EXERCISE ▸ Transcribe the stretch of the excerpt on Ethiopia's drought from "Ethiopia: UN warns" through "timely food relief." word for word.

Start of SELECTED EXCERPT

Ethiopia: UN warns of deepening food insecurity, allocates emergency funds to tackle severe drought; WHO warning over Ethiopia climate change risks November 17, 2015

Posted by OromianEconomist in Uncategorized.
Tags: , , , ,
add a comment
???????????Ethiopia in 2015, catatrphic famine, over 15 million people affectedFamine Ethiopia 2015 BBC report
Famine in Ethiopia 2015
(UN News Centre): With Ethiopia experiencing its worst drought in decades the United Nations is reporting deepening food insecurity and “severe emaciation and unusual livestock deaths” as the Organization’s humanitarian wing has allocated $17 million in emergency funding to help the Government tackle climate challenges and ensure timely food relief.

End of SELECTED EXCERPT
Start of STORED DATA

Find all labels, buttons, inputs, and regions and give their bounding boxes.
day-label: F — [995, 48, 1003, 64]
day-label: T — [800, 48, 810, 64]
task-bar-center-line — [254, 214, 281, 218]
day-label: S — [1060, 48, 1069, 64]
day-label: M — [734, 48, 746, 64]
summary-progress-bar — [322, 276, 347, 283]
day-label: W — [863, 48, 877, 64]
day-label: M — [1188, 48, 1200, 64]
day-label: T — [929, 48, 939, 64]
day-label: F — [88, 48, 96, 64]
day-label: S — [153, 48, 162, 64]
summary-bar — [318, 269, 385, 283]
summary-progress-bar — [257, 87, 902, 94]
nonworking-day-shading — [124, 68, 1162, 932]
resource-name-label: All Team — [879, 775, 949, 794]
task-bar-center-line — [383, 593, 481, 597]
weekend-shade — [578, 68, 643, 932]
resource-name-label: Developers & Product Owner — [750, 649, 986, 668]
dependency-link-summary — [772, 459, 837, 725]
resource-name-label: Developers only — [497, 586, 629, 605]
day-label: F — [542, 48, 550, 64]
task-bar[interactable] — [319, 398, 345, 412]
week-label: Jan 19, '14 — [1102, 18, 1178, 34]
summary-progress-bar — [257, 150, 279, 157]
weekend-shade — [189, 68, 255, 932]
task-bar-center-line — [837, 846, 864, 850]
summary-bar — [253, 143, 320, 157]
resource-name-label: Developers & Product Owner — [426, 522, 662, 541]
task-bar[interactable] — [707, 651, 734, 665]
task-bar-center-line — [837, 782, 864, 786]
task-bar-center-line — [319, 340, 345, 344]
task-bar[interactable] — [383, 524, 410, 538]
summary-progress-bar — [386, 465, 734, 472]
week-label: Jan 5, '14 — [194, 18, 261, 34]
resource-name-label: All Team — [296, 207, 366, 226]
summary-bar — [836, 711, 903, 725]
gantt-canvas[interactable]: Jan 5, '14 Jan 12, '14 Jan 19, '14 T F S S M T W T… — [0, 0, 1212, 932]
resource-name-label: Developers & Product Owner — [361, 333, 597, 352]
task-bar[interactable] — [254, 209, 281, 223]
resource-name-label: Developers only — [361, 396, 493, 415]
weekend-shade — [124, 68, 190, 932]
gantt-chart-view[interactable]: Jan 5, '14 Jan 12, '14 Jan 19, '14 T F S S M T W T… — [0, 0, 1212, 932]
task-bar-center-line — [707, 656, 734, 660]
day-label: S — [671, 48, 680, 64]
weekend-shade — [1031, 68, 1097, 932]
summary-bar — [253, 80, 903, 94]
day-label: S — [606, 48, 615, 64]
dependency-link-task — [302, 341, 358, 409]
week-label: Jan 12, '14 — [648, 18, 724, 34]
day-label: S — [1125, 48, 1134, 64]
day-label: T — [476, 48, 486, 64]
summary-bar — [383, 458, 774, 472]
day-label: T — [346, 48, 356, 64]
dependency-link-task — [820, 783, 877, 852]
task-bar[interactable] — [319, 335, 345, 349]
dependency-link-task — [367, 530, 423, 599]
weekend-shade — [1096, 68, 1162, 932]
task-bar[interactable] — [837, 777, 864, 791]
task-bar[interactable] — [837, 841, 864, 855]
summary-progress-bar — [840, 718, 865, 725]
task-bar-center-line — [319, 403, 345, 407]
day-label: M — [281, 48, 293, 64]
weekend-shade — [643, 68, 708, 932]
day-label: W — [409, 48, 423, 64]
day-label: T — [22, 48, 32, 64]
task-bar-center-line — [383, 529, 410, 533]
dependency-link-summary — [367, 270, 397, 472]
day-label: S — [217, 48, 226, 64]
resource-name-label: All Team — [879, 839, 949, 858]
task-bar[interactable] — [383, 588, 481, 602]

End of STORED DATA

FINISHED EXERCISE ▸
Ethiopia: UN warns of deepening food insecurity, allocates emergency funds to tackle severe drought; WHO warning over Ethiopia climate change risks November 17, 2015

Posted by OromianEconomist in Uncategorized.
Tags: , , , ,
add a comment
???????????Ethiopia in 2015, catatrphic famine, over 15 million people affectedFamine Ethiopia 2015 BBC report
Famine in Ethiopia 2015
(UN News Centre): With Ethiopia experiencing its worst drought in decades the United Nations is reporting deepening food insecurity and “severe emaciation and unusual livestock deaths” as the Organization’s humanitarian wing has allocated $17 million in emergency funding to help the Government tackle climate challenges and ensure timely food relief.